> [Work to do]: Return the data below word for word. Begin at its first line and stop after the line that contains "data-labels: 547 505".

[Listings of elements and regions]
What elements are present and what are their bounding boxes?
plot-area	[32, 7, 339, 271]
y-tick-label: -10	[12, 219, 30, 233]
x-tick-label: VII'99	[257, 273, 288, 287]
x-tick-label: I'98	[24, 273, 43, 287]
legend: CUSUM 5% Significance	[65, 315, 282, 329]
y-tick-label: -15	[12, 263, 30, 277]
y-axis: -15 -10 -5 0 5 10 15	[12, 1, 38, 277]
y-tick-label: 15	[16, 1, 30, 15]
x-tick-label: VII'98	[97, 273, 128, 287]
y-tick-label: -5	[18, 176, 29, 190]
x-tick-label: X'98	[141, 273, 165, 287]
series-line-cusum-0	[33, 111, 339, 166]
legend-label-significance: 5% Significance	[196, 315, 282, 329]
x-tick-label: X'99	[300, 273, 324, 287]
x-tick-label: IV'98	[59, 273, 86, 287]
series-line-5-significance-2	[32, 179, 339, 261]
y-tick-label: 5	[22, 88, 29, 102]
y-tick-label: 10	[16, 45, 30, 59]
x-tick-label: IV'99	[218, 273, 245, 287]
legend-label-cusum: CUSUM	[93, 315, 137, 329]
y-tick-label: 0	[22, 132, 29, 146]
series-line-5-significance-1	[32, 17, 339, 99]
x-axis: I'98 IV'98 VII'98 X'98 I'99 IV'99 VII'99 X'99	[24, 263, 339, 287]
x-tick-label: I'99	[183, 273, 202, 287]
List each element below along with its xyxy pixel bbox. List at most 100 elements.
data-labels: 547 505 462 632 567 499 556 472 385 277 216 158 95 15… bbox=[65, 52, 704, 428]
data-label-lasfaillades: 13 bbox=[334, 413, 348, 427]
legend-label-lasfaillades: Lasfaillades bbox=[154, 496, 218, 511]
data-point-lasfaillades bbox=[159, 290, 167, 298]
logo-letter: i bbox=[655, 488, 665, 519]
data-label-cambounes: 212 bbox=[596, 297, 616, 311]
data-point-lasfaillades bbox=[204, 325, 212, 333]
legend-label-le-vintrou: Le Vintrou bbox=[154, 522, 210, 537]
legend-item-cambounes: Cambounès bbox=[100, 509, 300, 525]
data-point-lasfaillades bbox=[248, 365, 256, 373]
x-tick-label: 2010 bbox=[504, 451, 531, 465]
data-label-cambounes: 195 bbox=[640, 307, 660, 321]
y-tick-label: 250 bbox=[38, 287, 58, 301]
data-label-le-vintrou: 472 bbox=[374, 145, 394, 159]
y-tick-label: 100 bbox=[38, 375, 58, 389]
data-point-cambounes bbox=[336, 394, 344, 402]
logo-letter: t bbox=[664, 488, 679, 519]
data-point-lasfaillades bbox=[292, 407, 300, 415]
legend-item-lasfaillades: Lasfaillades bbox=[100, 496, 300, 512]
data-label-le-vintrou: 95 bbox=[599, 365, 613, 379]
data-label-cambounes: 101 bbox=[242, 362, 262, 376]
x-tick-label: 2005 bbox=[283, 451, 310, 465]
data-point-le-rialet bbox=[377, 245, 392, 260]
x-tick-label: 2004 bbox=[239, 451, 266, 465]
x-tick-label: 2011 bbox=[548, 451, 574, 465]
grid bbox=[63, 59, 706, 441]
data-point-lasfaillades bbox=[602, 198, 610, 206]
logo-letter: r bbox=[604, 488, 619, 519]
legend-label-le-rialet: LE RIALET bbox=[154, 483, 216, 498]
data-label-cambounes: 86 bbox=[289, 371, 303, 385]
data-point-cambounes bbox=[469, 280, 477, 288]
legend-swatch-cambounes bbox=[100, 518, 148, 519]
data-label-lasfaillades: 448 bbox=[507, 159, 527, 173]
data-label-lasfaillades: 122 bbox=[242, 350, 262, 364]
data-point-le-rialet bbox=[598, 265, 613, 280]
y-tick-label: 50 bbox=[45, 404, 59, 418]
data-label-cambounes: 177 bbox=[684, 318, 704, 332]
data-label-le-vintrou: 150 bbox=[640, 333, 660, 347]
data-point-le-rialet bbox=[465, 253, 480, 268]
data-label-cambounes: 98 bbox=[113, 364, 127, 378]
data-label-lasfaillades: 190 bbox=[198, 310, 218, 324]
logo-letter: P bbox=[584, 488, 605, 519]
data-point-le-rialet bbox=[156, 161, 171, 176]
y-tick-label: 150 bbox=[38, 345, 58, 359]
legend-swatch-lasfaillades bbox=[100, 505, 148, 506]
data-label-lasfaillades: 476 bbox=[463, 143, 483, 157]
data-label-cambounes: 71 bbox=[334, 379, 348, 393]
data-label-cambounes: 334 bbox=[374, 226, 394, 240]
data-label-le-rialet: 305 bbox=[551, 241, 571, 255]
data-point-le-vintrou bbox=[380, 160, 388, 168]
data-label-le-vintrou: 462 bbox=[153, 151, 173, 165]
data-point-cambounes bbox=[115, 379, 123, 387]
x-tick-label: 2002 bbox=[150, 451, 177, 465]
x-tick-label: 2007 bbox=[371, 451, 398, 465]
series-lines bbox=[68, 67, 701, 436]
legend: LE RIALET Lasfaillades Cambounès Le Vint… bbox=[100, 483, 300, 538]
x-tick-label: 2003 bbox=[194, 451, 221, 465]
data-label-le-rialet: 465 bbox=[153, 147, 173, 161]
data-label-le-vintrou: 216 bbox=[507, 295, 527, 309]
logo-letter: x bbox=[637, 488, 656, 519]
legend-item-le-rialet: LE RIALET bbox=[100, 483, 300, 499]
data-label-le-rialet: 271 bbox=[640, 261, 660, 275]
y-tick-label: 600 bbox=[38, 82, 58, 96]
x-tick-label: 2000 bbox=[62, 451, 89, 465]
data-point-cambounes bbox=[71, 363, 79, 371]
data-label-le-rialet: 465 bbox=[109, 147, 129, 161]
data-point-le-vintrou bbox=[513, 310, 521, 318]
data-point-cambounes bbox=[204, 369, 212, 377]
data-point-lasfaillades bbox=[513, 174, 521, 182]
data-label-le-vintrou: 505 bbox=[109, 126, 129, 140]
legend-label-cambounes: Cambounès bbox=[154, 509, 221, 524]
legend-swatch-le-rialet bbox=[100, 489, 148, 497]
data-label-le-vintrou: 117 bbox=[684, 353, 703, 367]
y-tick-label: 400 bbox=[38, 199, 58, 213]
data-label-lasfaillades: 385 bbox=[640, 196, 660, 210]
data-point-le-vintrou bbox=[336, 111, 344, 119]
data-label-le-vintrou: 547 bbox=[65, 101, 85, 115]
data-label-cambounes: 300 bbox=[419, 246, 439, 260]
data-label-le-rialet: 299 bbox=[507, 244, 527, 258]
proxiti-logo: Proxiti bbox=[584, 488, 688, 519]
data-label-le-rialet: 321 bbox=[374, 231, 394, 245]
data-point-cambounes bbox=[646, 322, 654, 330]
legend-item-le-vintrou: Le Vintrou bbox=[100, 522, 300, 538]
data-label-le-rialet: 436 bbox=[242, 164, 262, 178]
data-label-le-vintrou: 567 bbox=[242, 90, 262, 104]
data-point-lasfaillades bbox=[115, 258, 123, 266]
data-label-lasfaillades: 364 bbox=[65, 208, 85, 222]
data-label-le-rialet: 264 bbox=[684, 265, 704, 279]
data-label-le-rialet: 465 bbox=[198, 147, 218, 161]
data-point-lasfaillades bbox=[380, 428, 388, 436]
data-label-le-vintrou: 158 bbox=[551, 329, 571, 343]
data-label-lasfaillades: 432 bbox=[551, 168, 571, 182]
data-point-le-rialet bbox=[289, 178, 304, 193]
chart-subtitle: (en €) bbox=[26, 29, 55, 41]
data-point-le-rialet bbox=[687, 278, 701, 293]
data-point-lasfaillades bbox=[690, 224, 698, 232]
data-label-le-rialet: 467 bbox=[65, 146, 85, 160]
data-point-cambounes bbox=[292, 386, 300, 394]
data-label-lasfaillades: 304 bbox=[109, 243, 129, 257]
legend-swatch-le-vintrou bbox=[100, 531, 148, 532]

> [Result]:
What elements are present and what are their bounding boxes?
plot-area	[32, 7, 339, 271]
y-tick-label: -10	[12, 219, 30, 233]
x-tick-label: VII'99	[257, 273, 288, 287]
x-tick-label: I'98	[24, 273, 43, 287]
legend: CUSUM 5% Significance	[65, 315, 282, 329]
y-tick-label: -15	[12, 263, 30, 277]
y-axis: -15 -10 -5 0 5 10 15	[12, 1, 38, 277]
y-tick-label: 15	[16, 1, 30, 15]
x-tick-label: VII'98	[97, 273, 128, 287]
y-tick-label: -5	[18, 176, 29, 190]
x-tick-label: X'98	[141, 273, 165, 287]
series-line-cusum-0	[33, 111, 339, 166]
legend-label-significance: 5% Significance	[196, 315, 282, 329]
x-tick-label: X'99	[300, 273, 324, 287]
x-tick-label: IV'98	[59, 273, 86, 287]
series-line-5-significance-2	[32, 179, 339, 261]
y-tick-label: 5	[22, 88, 29, 102]
y-tick-label: 10	[16, 45, 30, 59]
x-tick-label: IV'99	[218, 273, 245, 287]
legend-label-cusum: CUSUM	[93, 315, 137, 329]
y-tick-label: 0	[22, 132, 29, 146]
series-line-5-significance-1	[32, 17, 339, 99]
x-axis: I'98 IV'98 VII'98 X'98 I'99 IV'99 VII'99 X'99	[24, 263, 339, 287]
x-tick-label: I'99	[183, 273, 202, 287]
List each element below along with its xyxy pixel bbox. List at most 100 elements.
data-labels: 547 505 462 632 567 499 556 472 385 277 216 158 95 15… bbox=[65, 52, 704, 428]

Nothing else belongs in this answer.